**WHAT YOU SHOULD DO:**
Return each line of the listing below that contains the word "closing".
## BEGIN
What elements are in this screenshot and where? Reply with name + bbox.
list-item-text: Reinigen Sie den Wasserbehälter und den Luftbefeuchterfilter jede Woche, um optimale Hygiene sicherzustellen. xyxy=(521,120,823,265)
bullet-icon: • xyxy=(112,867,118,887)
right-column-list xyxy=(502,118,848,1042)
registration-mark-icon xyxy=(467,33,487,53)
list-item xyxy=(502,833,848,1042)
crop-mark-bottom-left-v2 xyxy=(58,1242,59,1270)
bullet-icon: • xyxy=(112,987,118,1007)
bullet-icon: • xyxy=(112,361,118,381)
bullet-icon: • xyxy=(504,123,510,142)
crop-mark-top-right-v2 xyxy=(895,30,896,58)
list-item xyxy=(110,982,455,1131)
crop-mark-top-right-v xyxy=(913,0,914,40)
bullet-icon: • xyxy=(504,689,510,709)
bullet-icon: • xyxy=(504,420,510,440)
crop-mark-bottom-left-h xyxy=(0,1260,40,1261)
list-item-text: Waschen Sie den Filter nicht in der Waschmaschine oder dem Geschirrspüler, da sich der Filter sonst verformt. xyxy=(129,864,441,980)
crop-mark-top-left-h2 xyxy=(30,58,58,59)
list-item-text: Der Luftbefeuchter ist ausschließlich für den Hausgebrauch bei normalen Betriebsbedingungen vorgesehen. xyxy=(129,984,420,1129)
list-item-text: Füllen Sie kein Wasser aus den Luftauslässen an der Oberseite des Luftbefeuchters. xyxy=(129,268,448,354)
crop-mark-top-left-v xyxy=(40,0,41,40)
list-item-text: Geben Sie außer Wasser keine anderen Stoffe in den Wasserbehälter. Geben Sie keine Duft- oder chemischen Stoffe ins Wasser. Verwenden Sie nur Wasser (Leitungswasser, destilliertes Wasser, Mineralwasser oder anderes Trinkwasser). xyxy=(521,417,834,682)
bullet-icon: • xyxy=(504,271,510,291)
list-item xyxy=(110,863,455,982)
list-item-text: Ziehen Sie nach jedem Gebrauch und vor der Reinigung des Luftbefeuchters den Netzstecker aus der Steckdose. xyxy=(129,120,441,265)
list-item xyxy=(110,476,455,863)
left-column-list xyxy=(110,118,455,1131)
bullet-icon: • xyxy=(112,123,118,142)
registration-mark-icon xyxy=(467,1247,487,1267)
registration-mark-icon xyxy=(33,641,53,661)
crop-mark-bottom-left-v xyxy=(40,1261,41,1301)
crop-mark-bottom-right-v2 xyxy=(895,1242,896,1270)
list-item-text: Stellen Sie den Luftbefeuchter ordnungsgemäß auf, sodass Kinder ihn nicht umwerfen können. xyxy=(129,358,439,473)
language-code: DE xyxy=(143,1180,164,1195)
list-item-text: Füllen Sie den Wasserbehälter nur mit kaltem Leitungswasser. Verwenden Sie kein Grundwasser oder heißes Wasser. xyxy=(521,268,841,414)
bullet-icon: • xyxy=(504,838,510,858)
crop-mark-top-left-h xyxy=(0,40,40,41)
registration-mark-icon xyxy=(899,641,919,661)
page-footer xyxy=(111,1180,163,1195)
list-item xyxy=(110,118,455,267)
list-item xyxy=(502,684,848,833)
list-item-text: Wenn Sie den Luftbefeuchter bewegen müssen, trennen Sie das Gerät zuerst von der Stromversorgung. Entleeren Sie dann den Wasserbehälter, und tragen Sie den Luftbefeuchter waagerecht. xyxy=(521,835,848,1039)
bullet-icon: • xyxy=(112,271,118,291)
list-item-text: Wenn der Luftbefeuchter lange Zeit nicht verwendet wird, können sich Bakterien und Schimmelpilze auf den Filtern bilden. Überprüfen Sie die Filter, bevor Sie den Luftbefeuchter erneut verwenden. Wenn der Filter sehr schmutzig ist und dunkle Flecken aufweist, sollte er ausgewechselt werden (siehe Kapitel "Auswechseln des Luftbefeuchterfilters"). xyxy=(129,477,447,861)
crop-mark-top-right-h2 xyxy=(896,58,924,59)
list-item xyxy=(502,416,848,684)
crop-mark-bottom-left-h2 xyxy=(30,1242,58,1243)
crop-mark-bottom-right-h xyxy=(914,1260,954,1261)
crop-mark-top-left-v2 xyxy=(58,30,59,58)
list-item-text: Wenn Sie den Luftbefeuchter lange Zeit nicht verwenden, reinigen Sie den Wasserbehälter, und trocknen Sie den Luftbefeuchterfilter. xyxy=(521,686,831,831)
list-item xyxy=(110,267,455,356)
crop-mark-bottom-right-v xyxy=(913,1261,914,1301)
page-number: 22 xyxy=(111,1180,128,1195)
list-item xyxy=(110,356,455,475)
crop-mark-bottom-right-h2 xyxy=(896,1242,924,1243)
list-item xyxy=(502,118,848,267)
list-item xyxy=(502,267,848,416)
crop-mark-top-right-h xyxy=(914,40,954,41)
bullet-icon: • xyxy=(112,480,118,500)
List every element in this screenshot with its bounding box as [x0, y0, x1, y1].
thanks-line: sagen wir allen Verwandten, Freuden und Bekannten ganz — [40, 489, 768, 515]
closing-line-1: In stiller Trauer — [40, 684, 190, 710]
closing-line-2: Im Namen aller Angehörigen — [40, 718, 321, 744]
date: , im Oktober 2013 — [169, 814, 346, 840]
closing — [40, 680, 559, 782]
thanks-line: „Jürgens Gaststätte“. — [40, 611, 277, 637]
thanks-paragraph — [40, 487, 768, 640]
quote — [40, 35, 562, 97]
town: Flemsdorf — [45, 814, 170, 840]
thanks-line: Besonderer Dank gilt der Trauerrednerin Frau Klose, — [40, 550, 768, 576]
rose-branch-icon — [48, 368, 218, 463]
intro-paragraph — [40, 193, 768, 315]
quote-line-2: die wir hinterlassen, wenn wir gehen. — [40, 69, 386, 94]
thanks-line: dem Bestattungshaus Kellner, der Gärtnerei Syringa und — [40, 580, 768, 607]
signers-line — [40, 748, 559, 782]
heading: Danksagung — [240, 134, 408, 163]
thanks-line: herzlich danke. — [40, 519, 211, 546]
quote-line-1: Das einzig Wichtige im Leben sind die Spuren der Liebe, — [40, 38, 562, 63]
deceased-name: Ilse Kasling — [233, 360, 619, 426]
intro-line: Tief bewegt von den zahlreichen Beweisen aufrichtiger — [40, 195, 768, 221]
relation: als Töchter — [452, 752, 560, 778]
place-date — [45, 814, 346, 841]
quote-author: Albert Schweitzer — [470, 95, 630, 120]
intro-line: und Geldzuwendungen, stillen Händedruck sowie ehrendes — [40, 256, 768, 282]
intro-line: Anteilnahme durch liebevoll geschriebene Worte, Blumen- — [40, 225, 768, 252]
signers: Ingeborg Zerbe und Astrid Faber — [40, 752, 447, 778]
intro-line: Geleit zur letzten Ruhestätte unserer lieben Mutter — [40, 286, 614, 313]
## END
**TASK SOLUTION:**
closing-line-1: In stiller Trauer — [40, 684, 190, 710]
closing-line-2: Im Namen aller Angehörigen — [40, 718, 321, 744]
closing — [40, 680, 559, 782]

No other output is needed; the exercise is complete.